### [SHORT TASK]
Scan the lines below; pull out those with "label".

### [MATERIAL]
========

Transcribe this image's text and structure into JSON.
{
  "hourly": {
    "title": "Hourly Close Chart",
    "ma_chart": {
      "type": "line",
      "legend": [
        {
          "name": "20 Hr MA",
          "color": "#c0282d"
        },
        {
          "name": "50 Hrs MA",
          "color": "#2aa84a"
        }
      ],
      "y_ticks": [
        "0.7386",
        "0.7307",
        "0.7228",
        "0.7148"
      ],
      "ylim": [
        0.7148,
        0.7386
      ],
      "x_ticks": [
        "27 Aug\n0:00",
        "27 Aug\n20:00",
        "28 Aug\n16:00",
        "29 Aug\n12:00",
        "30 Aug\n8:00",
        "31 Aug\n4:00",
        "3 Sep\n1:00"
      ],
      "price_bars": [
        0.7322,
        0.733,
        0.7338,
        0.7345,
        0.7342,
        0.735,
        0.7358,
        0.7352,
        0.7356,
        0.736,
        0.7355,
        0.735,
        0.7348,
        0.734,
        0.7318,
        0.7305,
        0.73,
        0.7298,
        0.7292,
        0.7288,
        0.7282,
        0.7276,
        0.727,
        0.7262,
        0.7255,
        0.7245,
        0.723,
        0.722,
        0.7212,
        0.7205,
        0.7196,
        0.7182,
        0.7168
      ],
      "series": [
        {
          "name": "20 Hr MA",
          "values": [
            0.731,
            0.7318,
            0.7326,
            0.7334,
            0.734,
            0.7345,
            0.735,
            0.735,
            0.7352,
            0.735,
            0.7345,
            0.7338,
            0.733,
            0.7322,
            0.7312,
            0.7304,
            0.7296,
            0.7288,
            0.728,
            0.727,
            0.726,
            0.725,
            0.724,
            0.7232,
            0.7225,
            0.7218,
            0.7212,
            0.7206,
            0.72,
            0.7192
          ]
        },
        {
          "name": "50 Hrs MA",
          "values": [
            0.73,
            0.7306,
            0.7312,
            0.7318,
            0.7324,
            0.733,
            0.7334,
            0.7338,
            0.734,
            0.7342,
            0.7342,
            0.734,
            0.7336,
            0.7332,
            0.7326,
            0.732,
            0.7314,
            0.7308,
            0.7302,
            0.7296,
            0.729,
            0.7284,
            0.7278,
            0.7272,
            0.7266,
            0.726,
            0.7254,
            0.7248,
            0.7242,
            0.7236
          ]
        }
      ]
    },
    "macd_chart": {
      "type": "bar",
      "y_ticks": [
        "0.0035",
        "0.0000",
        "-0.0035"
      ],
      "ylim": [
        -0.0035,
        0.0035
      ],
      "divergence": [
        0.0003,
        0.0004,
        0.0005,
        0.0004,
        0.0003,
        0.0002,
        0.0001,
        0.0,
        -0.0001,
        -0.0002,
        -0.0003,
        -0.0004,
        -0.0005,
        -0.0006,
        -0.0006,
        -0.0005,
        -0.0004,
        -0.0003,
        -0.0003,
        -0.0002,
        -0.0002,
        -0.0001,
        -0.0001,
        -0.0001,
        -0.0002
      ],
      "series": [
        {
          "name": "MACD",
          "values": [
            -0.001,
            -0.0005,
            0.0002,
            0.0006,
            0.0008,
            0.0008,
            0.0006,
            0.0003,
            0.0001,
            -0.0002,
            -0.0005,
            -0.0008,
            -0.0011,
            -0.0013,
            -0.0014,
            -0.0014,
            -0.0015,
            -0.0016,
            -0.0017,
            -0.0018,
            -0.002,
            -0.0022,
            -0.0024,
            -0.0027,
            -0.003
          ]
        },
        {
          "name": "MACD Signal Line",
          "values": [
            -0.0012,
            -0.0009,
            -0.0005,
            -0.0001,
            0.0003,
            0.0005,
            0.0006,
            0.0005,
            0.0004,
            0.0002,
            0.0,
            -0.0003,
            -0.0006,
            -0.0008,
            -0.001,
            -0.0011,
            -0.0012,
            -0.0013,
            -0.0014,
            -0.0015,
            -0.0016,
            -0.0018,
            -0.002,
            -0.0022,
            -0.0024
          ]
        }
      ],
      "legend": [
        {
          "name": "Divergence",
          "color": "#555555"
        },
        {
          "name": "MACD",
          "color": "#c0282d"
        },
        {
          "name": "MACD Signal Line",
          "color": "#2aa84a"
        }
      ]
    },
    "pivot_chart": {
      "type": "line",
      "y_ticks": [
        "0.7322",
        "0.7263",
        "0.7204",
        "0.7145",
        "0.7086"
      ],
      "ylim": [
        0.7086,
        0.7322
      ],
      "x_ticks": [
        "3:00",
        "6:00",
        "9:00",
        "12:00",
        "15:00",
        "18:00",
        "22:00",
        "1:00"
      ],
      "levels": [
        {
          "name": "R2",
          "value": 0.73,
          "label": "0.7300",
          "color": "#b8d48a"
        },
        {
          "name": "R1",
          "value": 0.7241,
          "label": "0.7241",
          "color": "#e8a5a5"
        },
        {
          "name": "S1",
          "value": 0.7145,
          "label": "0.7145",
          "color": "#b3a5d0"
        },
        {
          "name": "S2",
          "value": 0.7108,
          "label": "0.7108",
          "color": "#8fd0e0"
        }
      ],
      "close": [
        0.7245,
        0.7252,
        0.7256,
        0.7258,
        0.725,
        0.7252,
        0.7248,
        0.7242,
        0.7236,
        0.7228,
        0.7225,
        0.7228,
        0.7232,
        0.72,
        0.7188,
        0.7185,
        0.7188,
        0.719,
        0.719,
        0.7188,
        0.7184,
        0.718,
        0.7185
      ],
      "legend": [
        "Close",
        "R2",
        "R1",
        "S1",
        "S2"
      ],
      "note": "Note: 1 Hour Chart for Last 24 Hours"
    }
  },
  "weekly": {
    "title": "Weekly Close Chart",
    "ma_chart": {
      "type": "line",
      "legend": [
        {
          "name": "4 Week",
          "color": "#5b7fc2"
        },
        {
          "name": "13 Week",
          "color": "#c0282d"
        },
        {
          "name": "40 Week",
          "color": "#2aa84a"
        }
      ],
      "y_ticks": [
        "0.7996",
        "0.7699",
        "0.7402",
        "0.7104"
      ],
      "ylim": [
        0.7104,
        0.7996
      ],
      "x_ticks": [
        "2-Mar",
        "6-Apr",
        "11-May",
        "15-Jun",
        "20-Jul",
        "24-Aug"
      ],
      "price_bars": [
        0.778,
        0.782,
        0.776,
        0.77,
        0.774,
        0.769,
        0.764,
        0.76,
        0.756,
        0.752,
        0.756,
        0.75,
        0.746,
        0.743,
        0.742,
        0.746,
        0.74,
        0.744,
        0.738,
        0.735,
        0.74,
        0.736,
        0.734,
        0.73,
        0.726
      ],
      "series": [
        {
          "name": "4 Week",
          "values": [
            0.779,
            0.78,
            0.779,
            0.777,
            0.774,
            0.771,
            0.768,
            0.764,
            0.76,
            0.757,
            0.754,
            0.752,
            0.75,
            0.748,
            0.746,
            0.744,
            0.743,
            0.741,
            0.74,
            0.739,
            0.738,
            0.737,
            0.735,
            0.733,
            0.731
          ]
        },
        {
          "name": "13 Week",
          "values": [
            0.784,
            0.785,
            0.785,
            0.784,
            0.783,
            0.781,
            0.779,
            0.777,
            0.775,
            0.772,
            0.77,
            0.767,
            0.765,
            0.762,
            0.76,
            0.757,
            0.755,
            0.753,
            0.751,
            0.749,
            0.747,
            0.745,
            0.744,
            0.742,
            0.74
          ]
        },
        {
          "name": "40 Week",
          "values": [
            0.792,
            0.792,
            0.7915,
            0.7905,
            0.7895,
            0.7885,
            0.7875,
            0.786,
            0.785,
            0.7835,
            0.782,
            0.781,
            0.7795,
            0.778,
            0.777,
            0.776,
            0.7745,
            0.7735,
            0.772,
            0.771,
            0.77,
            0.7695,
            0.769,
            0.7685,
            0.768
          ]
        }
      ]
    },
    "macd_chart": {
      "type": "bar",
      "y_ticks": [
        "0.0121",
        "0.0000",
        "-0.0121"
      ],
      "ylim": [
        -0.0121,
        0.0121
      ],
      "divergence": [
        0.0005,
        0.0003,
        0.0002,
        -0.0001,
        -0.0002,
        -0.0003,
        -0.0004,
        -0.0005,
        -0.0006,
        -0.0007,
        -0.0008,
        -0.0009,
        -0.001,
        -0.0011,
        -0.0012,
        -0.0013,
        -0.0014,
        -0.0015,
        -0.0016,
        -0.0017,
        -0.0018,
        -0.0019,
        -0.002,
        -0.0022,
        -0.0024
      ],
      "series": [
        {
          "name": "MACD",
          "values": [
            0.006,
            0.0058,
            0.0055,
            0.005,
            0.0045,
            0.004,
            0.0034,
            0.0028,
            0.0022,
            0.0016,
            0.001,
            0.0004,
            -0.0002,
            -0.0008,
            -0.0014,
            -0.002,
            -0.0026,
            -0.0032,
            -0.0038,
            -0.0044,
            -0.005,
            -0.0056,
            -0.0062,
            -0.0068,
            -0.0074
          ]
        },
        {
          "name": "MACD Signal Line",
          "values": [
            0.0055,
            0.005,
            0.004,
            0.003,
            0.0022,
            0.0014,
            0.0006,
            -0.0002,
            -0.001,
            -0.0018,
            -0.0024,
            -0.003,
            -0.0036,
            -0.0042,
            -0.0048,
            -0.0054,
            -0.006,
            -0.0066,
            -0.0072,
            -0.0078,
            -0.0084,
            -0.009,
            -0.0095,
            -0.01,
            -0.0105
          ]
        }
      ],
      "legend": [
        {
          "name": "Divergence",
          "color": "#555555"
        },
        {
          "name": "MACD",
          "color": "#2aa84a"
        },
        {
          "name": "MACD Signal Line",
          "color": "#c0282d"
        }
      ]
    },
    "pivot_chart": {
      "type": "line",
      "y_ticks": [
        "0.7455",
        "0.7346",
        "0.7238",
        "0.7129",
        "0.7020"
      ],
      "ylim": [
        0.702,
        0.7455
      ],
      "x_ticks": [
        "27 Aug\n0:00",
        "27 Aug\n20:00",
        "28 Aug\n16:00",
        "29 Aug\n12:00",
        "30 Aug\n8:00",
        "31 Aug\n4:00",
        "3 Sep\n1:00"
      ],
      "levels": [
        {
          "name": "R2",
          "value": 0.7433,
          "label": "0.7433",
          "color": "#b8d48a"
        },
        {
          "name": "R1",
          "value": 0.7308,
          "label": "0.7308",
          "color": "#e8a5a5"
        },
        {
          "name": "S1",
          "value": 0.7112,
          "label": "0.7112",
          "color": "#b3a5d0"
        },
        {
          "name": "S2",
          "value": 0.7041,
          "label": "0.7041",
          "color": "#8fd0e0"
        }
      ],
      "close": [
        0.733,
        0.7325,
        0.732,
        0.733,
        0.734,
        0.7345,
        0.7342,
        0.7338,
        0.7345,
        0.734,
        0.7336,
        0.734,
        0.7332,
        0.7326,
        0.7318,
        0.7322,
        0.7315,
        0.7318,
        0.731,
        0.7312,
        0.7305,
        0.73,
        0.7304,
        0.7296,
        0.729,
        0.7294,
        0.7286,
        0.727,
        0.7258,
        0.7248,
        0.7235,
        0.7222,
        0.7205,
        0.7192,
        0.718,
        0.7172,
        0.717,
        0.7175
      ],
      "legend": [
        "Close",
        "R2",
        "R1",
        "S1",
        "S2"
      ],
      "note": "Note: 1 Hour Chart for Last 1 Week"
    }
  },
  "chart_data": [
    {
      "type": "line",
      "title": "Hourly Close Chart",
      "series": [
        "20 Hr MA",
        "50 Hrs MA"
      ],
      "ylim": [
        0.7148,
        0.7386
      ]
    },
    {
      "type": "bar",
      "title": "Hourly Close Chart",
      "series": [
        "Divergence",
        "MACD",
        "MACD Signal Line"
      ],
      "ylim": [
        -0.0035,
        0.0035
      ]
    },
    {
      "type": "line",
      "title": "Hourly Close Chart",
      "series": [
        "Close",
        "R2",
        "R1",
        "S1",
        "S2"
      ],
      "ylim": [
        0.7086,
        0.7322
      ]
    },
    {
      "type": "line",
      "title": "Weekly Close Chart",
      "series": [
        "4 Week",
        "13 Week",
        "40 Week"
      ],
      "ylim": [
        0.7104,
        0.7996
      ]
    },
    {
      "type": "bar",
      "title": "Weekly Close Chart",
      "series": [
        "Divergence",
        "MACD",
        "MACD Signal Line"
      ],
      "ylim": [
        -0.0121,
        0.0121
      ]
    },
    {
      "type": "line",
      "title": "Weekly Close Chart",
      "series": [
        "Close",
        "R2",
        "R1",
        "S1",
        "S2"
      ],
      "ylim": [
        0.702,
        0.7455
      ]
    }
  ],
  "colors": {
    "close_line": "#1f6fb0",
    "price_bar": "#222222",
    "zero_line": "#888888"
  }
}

========

### [COMPLETED EXERCISE]
          "label": "0.7300",
          "label": "0.7241",
          "label": "0.7145",
          "label": "0.7108",
          "label": "0.7433",
          "label": "0.7308",
          "label": "0.7112",
          "label": "0.7041",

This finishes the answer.